EXERCISE OBJECTIVE: Reproduce the listing below character for character; drop every image.

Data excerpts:
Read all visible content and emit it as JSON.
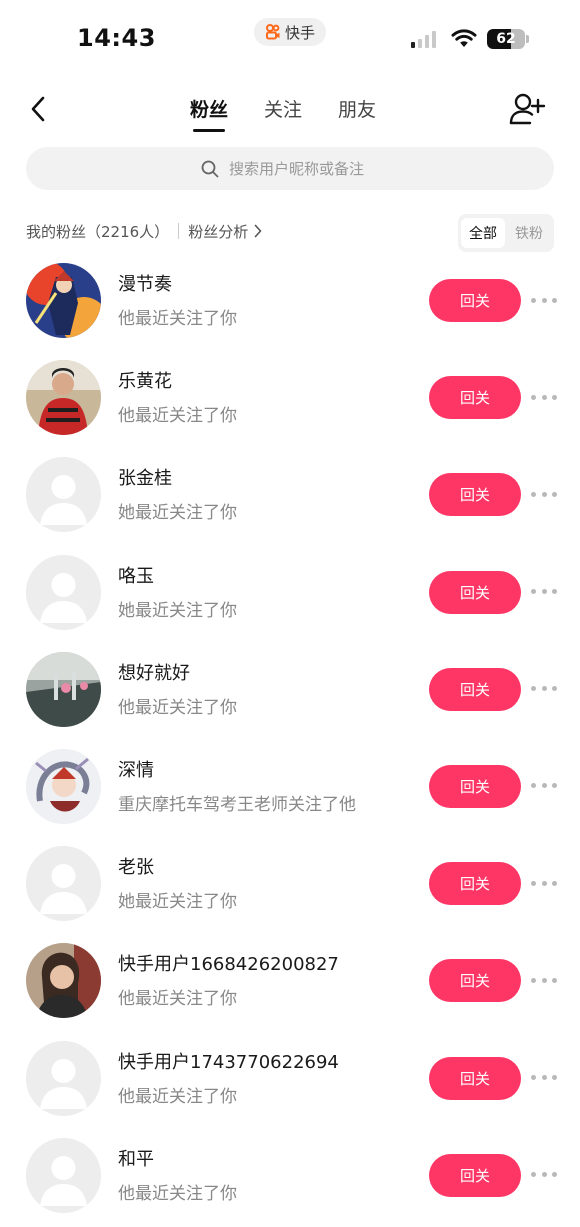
{
  "status_bar": {
    "time": "14:43",
    "app_name": "快手",
    "battery_percent": "62",
    "battery_level": 0.62,
    "signal_bars_active": 1
  },
  "nav": {
    "back_icon": "chevron-left-icon",
    "tabs": [
      {
        "label": "粉丝",
        "active": true
      },
      {
        "label": "关注",
        "active": false
      },
      {
        "label": "朋友",
        "active": false
      }
    ],
    "add_friend_icon": "add-user-icon"
  },
  "search": {
    "placeholder": "搜索用户昵称或备注",
    "icon": "search-icon"
  },
  "summary": {
    "fans_count_label": "我的粉丝（2216人）",
    "analysis_label": "粉丝分析",
    "filters": [
      {
        "label": "全部",
        "active": true
      },
      {
        "label": "铁粉",
        "active": false
      }
    ]
  },
  "colors": {
    "accent": "#fe3666",
    "text_primary": "#1a1a1a",
    "text_secondary": "#888888"
  },
  "fans": [
    {
      "name": "漫节奏",
      "subtitle": "他最近关注了你",
      "button": "回关",
      "avatar": "illustrated-warrior-photo"
    },
    {
      "name": "乐黄花",
      "subtitle": "他最近关注了你",
      "button": "回关",
      "avatar": "person-photo"
    },
    {
      "name": "张金桂",
      "subtitle": "她最近关注了你",
      "button": "回关",
      "avatar": "default"
    },
    {
      "name": "咯玉",
      "subtitle": "她最近关注了你",
      "button": "回关",
      "avatar": "default"
    },
    {
      "name": "想好就好",
      "subtitle": "他最近关注了你",
      "button": "回关",
      "avatar": "indoor-scene-photo"
    },
    {
      "name": "深情",
      "subtitle": "重庆摩托车驾考王老师关注了他",
      "button": "回关",
      "avatar": "dragon-art-photo"
    },
    {
      "name": "老张",
      "subtitle": "她最近关注了你",
      "button": "回关",
      "avatar": "default"
    },
    {
      "name": "快手用户1668426200827",
      "subtitle": "他最近关注了你",
      "button": "回关",
      "avatar": "woman-portrait-photo"
    },
    {
      "name": "快手用户1743770622694",
      "subtitle": "他最近关注了你",
      "button": "回关",
      "avatar": "default"
    },
    {
      "name": "和平",
      "subtitle": "他最近关注了你",
      "button": "回关",
      "avatar": "default"
    }
  ]
}
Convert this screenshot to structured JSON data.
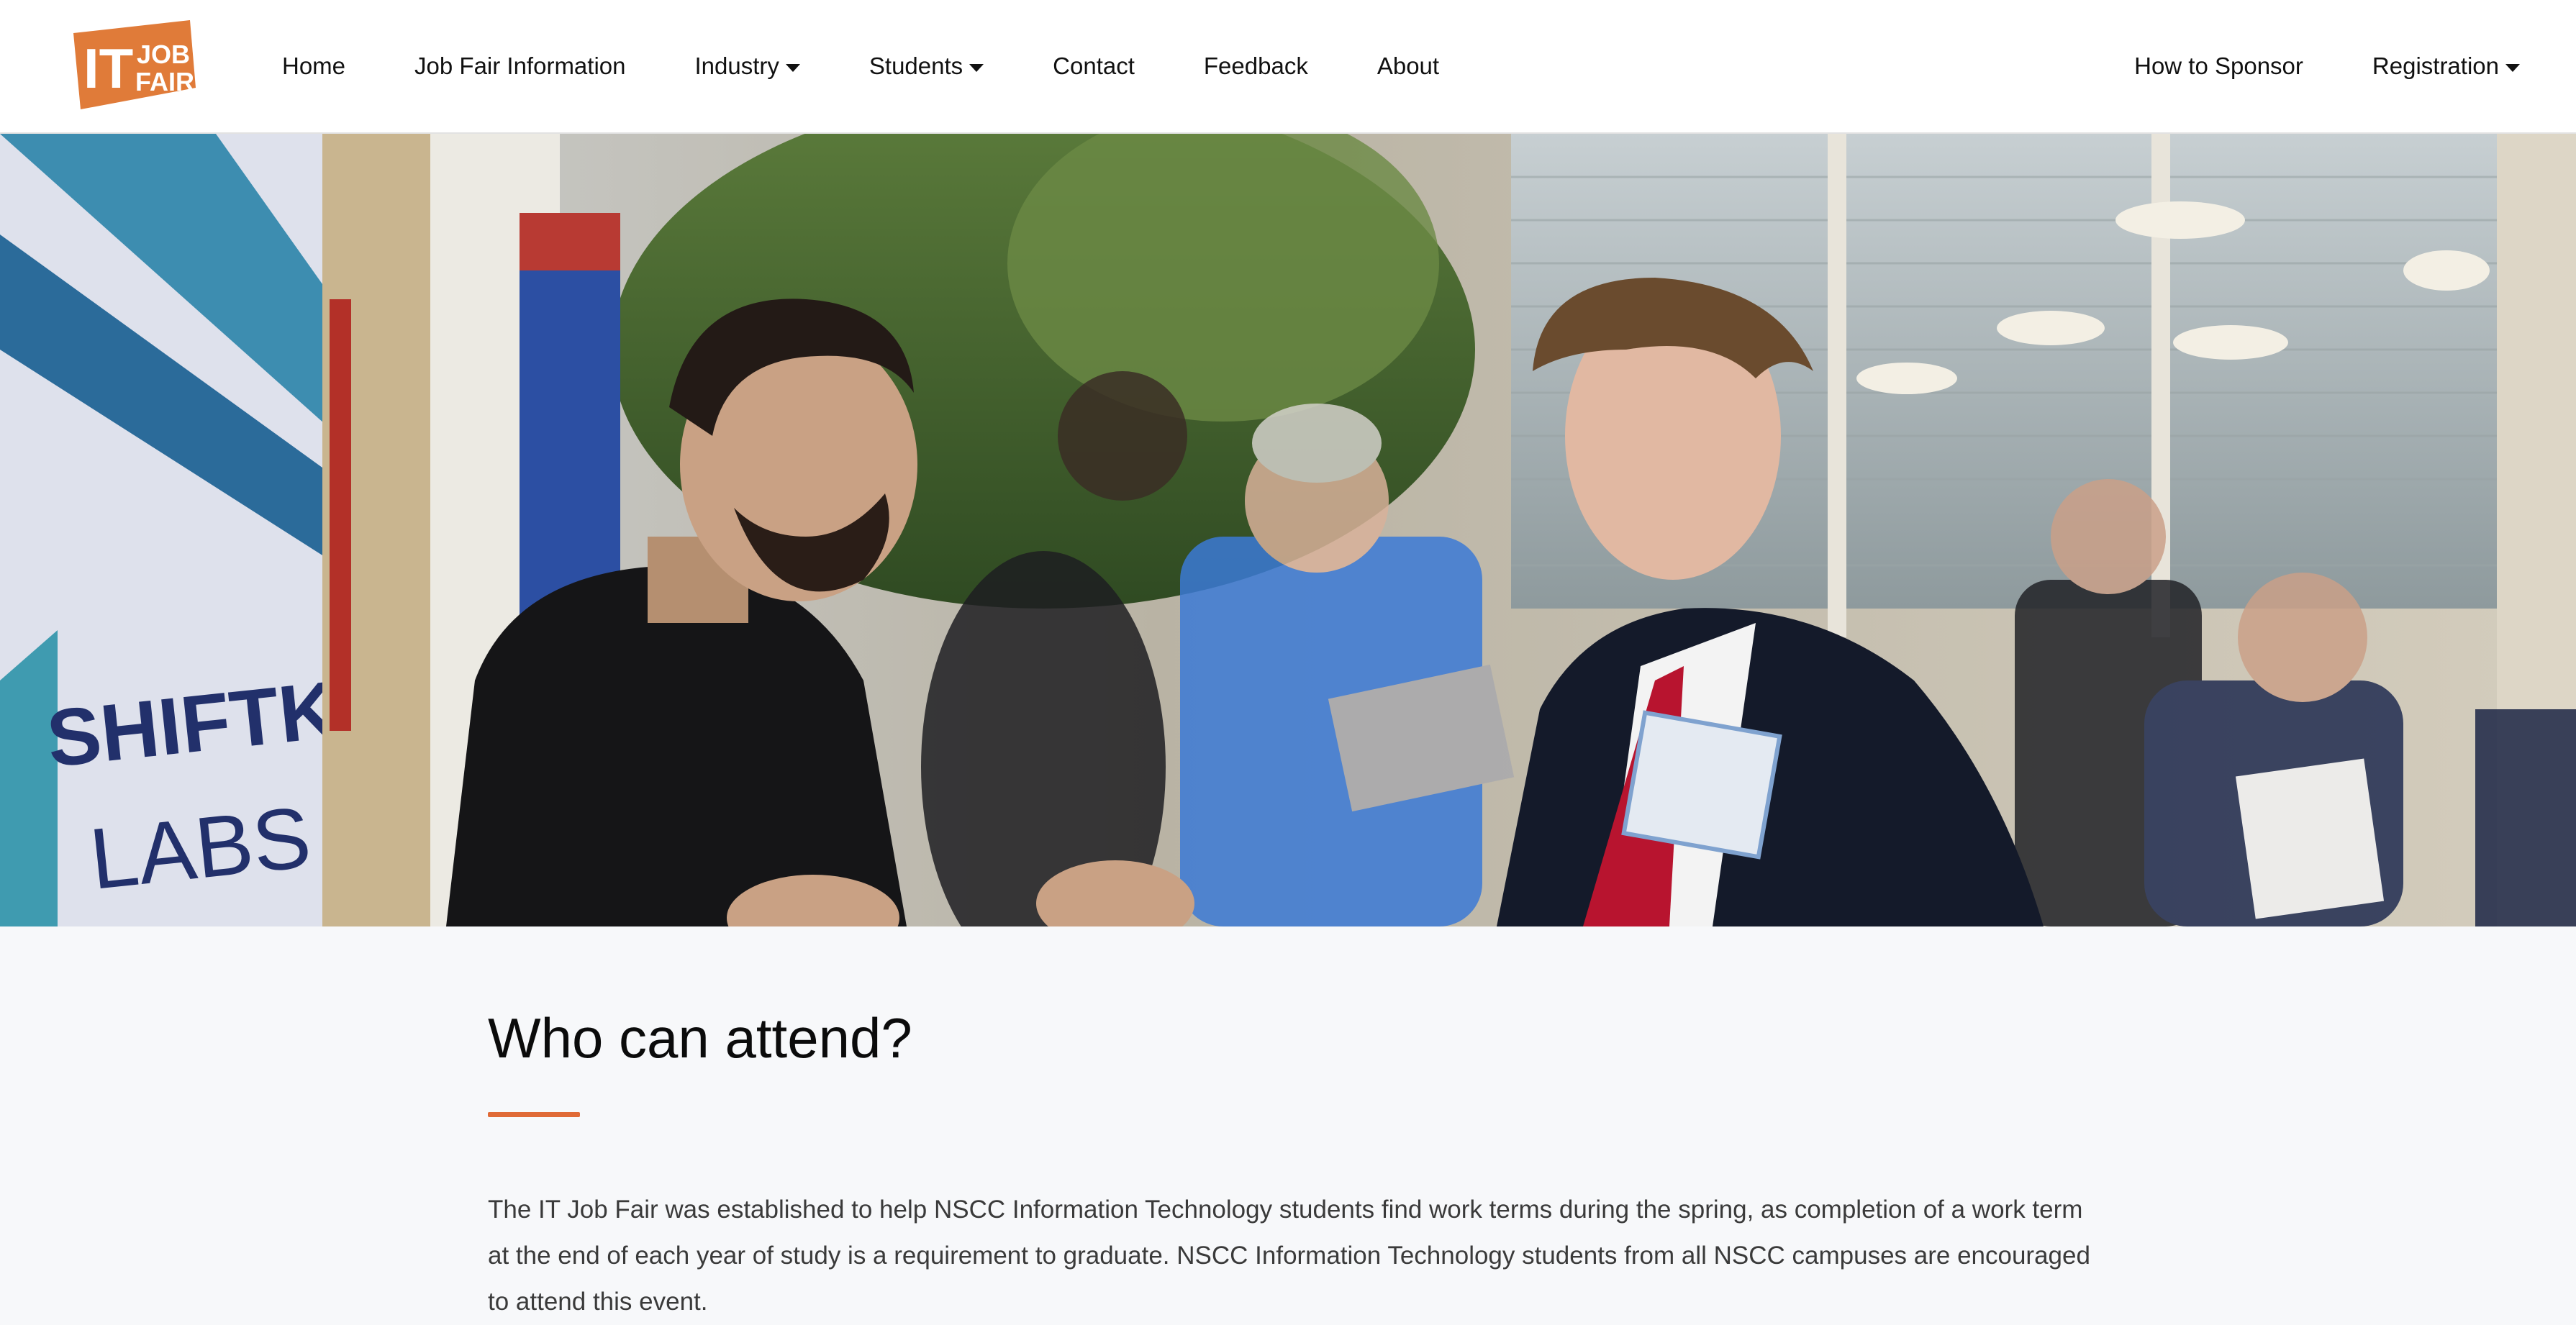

RESPONSE TO THE TASK:
Read all visible content and emit it as JSON.
{
  "status_bar": {
    "time": "14:43",
    "app_name": "快手",
    "battery_percent": "62",
    "battery_level": 0.62,
    "signal_bars_active": 1
  },
  "nav": {
    "back_icon": "chevron-left-icon",
    "tabs": [
      {
        "label": "粉丝",
        "active": true
      },
      {
        "label": "关注",
        "active": false
      },
      {
        "label": "朋友",
        "active": false
      }
    ],
    "add_friend_icon": "add-user-icon"
  },
  "search": {
    "placeholder": "搜索用户昵称或备注",
    "icon": "search-icon"
  },
  "summary": {
    "fans_count_label": "我的粉丝（2216人）",
    "analysis_label": "粉丝分析",
    "filters": [
      {
        "label": "全部",
        "active": true
      },
      {
        "label": "铁粉",
        "active": false
      }
    ]
  },
  "colors": {
    "accent": "#fe3666",
    "text_primary": "#1a1a1a",
    "text_secondary": "#888888"
  },
  "fans": [
    {
      "name": "漫节奏",
      "subtitle": "他最近关注了你",
      "button": "回关",
      "avatar": "illustrated-warrior-photo"
    },
    {
      "name": "乐黄花",
      "subtitle": "他最近关注了你",
      "button": "回关",
      "avatar": "person-photo"
    },
    {
      "name": "张金桂",
      "subtitle": "她最近关注了你",
      "button": "回关",
      "avatar": "default"
    },
    {
      "name": "咯玉",
      "subtitle": "她最近关注了你",
      "button": "回关",
      "avatar": "default"
    },
    {
      "name": "想好就好",
      "subtitle": "他最近关注了你",
      "button": "回关",
      "avatar": "indoor-scene-photo"
    },
    {
      "name": "深情",
      "subtitle": "重庆摩托车驾考王老师关注了他",
      "button": "回关",
      "avatar": "dragon-art-photo"
    },
    {
      "name": "老张",
      "subtitle": "她最近关注了你",
      "button": "回关",
      "avatar": "default"
    },
    {
      "name": "快手用户1668426200827",
      "subtitle": "他最近关注了你",
      "button": "回关",
      "avatar": "woman-portrait-photo"
    },
    {
      "name": "快手用户1743770622694",
      "subtitle": "他最近关注了你",
      "button": "回关",
      "avatar": "default"
    },
    {
      "name": "和平",
      "subtitle": "他最近关注了你",
      "button": "回关",
      "avatar": "default"
    }
  ]
}
Convert this screenshot to structured JSON data.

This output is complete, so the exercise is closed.